[Region annotation records]
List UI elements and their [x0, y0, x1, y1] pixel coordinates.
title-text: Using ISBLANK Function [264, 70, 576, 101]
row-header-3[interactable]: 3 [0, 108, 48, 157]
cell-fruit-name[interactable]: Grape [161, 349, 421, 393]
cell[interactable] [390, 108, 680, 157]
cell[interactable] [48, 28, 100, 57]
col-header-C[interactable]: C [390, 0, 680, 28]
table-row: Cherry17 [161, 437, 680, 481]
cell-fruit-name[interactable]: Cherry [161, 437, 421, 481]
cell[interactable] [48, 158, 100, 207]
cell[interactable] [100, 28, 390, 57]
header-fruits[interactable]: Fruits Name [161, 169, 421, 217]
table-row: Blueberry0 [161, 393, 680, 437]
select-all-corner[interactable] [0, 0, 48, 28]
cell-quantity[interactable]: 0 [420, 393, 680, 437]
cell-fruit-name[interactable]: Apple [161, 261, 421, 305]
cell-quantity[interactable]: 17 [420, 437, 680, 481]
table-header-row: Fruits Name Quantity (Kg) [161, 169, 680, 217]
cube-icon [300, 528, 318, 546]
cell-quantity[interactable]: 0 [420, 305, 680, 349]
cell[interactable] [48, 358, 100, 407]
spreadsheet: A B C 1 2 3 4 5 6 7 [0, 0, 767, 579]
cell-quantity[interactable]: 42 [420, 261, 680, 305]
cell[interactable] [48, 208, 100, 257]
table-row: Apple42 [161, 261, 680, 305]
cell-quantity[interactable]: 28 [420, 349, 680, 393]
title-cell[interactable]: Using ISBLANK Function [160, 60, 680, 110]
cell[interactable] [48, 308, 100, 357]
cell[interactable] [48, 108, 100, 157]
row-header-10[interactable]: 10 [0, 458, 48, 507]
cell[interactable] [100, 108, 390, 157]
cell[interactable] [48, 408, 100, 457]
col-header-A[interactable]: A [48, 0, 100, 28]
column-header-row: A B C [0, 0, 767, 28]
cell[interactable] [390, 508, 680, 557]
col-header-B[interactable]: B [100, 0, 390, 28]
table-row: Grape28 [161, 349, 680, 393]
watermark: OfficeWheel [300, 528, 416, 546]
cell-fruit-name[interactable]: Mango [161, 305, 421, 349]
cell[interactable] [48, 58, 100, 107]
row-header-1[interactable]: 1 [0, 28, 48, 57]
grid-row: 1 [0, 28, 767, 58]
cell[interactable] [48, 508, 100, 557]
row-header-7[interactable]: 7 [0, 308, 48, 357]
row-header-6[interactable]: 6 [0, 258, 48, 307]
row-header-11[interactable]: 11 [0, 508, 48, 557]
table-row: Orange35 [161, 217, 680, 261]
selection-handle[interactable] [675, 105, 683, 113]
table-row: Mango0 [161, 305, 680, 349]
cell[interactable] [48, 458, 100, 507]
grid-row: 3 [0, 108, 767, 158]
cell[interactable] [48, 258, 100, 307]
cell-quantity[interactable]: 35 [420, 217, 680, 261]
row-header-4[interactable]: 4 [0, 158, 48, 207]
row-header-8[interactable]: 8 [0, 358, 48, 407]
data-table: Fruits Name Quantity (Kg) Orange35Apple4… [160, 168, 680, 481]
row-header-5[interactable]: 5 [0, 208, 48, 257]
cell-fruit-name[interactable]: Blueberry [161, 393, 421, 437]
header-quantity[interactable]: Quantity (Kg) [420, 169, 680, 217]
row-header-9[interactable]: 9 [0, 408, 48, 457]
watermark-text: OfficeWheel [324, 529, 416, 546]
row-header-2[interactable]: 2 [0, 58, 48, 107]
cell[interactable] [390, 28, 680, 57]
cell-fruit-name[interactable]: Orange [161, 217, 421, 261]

▶ [EXERCISE DESCRIPTION]:
Write out every row above word for word, in the same order.

▶ [SOLVED PROBLEM]:
List UI elements and their [x0, y0, x1, y1] pixel coordinates.
title-text: Using ISBLANK Function [264, 70, 576, 101]
row-header-3[interactable]: 3 [0, 108, 48, 157]
cell-fruit-name[interactable]: Grape [161, 349, 421, 393]
cell[interactable] [390, 108, 680, 157]
cell[interactable] [48, 28, 100, 57]
col-header-C[interactable]: C [390, 0, 680, 28]
table-row: Cherry17 [161, 437, 680, 481]
cell-fruit-name[interactable]: Cherry [161, 437, 421, 481]
cell[interactable] [48, 158, 100, 207]
cell[interactable] [100, 28, 390, 57]
header-fruits[interactable]: Fruits Name [161, 169, 421, 217]
table-row: Blueberry0 [161, 393, 680, 437]
select-all-corner[interactable] [0, 0, 48, 28]
cell-quantity[interactable]: 0 [420, 393, 680, 437]
cell-fruit-name[interactable]: Apple [161, 261, 421, 305]
cell-quantity[interactable]: 17 [420, 437, 680, 481]
table-header-row: Fruits Name Quantity (Kg) [161, 169, 680, 217]
cube-icon [300, 528, 318, 546]
cell-quantity[interactable]: 0 [420, 305, 680, 349]
cell[interactable] [48, 358, 100, 407]
spreadsheet: A B C 1 2 3 4 5 6 7 [0, 0, 767, 579]
cell-quantity[interactable]: 42 [420, 261, 680, 305]
cell[interactable] [48, 208, 100, 257]
table-row: Apple42 [161, 261, 680, 305]
cell-quantity[interactable]: 28 [420, 349, 680, 393]
title-cell[interactable]: Using ISBLANK Function [160, 60, 680, 110]
cell[interactable] [48, 308, 100, 357]
cell[interactable] [48, 108, 100, 157]
row-header-10[interactable]: 10 [0, 458, 48, 507]
cell[interactable] [100, 108, 390, 157]
cell[interactable] [48, 408, 100, 457]
col-header-A[interactable]: A [48, 0, 100, 28]
column-header-row: A B C [0, 0, 767, 28]
cell[interactable] [390, 508, 680, 557]
col-header-B[interactable]: B [100, 0, 390, 28]
table-row: Grape28 [161, 349, 680, 393]
watermark: OfficeWheel [300, 528, 416, 546]
cell-fruit-name[interactable]: Mango [161, 305, 421, 349]
cell[interactable] [48, 58, 100, 107]
row-header-1[interactable]: 1 [0, 28, 48, 57]
grid-row: 1 [0, 28, 767, 58]
cell[interactable] [48, 508, 100, 557]
row-header-7[interactable]: 7 [0, 308, 48, 357]
row-header-6[interactable]: 6 [0, 258, 48, 307]
row-header-11[interactable]: 11 [0, 508, 48, 557]
table-row: Orange35 [161, 217, 680, 261]
selection-handle[interactable] [675, 105, 683, 113]
table-row: Mango0 [161, 305, 680, 349]
cell[interactable] [48, 458, 100, 507]
grid-row: 3 [0, 108, 767, 158]
cell[interactable] [48, 258, 100, 307]
cell-quantity[interactable]: 35 [420, 217, 680, 261]
row-header-4[interactable]: 4 [0, 158, 48, 207]
row-header-8[interactable]: 8 [0, 358, 48, 407]
data-table: Fruits Name Quantity (Kg) Orange35Apple4… [160, 168, 680, 481]
row-header-5[interactable]: 5 [0, 208, 48, 257]
cell-fruit-name[interactable]: Blueberry [161, 393, 421, 437]
header-quantity[interactable]: Quantity (Kg) [420, 169, 680, 217]
row-header-9[interactable]: 9 [0, 408, 48, 457]
watermark-text: OfficeWheel [324, 529, 416, 546]
row-header-2[interactable]: 2 [0, 58, 48, 107]
cell[interactable] [390, 28, 680, 57]
cell-fruit-name[interactable]: Orange [161, 217, 421, 261]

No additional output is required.